• _Given exercise 1_:
According to the iris-search passage, what kind of filter processing is applied to the eye data D41 in step S43?

• _Source excerpt_:
Next, the process of searching for the iris from a face image will be described with reference to FIG. 6B. In step S41, the processing unit 13 uses the result of step S15 in FIG. 5 to cut out the eyes and a rectangular area around them from the two-dimensional image data of one entire frame, and obtains data D41.

In step S42, the processing unit 13 generates data D42 by binarizing the data D41 acquired in step S41 so that the gradation for each pixel is only two values, black/white, and then performs template matching on this data D42 in step S17 in FIG. 5. That is, an image of a black circle shape similar to the shape of the iris is used as a template, and while scanning the image of data D42 with this template, the approximate position of the iris with the most similar features is searched for, and the position and the radius or diameter of the iris are identified.

In step S43, the processing unit 13 applies Sobel filter processing to the eye data D41 acquired in step S41. Specifically, the eye data D41 is scanned horizontally from left to right, and edges are detected by outputting black (tone value: 0) in areas where there is no change in luminance, and approaching white (tone value: 255) as the gradient of the luminance change increases. This results in the acquisition of eye image data D43 from which edges have been extracted.

In step S44, the processing unit 13 performs particle filter processing on the eye image data D43 obtained in step S43, starting from the approximate position of the iris obtained in step S42. Iris detection using the particle filter is performed in the following order [1] to [4].

[1] The processing unit 13 searches for a rough position of the iris by template matching. [2] The processing unit 13 calculates the eyeball rotation angle from the iris position in [1] above based on a 3D eyeball model.
[3] The processing unit 13 scatters particles for sampling iris ellipse candidates in the vicinity of the rough eyeball rotation angle obtained in [2] above.
[4] The processing unit 13 calculates the likelihood at the iris ellipse candidate positions scattered in [3]. Here, the likelihood is calculated by summing the scores of all points on the circumference of the iris ellipse candidate 44a, calculating +1 for points extracted as edges by referring to the edge image D44 of the Sobel filter, and +0 for points not extracted as edges.

Dataset excerpt
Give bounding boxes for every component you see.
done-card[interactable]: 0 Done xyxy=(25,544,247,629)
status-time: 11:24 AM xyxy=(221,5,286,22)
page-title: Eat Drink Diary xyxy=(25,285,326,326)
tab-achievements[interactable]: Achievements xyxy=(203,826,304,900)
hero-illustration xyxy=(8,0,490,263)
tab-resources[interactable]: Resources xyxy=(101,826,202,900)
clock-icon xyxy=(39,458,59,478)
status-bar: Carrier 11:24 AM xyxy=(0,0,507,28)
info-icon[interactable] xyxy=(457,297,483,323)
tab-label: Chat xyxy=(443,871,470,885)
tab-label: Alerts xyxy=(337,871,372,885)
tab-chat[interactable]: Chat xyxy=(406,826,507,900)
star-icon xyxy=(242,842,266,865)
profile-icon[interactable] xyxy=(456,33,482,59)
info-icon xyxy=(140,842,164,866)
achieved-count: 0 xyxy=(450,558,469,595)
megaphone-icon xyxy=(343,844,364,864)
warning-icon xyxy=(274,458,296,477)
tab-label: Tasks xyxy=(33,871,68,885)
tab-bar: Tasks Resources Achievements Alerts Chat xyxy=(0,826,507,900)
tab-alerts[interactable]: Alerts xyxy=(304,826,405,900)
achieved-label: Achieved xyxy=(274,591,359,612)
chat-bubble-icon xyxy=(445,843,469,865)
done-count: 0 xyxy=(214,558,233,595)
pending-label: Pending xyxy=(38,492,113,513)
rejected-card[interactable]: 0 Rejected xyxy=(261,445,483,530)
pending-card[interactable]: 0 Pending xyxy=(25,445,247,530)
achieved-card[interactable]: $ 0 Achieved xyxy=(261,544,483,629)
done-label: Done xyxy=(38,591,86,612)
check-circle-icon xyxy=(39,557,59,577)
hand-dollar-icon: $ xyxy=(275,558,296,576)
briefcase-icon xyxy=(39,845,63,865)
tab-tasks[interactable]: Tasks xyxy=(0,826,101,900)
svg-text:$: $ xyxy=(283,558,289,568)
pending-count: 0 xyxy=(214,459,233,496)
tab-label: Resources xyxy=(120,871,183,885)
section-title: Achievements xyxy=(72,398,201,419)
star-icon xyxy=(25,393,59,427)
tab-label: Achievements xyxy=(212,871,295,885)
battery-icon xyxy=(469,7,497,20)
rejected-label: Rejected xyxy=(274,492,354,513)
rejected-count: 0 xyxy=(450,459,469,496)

• _Given exercise 2_:
Reproduce the entries verbatim, starting with the first entry and going on through the line that contains "pending-label: Pending xyxy=(38,492,113,513)", with both ends included.

• _Correct result 1_:
Sobel filter processing.

• _Correct result 2_:
Give bounding boxes for every component you see.
done-card[interactable]: 0 Done xyxy=(25,544,247,629)
status-time: 11:24 AM xyxy=(221,5,286,22)
page-title: Eat Drink Diary xyxy=(25,285,326,326)
tab-achievements[interactable]: Achievements xyxy=(203,826,304,900)
hero-illustration xyxy=(8,0,490,263)
tab-resources[interactable]: Resources xyxy=(101,826,202,900)
clock-icon xyxy=(39,458,59,478)
status-bar: Carrier 11:24 AM xyxy=(0,0,507,28)
info-icon[interactable] xyxy=(457,297,483,323)
tab-label: Chat xyxy=(443,871,470,885)
tab-label: Alerts xyxy=(337,871,372,885)
tab-chat[interactable]: Chat xyxy=(406,826,507,900)
star-icon xyxy=(242,842,266,865)
profile-icon[interactable] xyxy=(456,33,482,59)
info-icon xyxy=(140,842,164,866)
achieved-count: 0 xyxy=(450,558,469,595)
megaphone-icon xyxy=(343,844,364,864)
warning-icon xyxy=(274,458,296,477)
tab-label: Tasks xyxy=(33,871,68,885)
tab-bar: Tasks Resources Achievements Alerts Chat xyxy=(0,826,507,900)
tab-alerts[interactable]: Alerts xyxy=(304,826,405,900)
achieved-label: Achieved xyxy=(274,591,359,612)
chat-bubble-icon xyxy=(445,843,469,865)
done-count: 0 xyxy=(214,558,233,595)
pending-label: Pending xyxy=(38,492,113,513)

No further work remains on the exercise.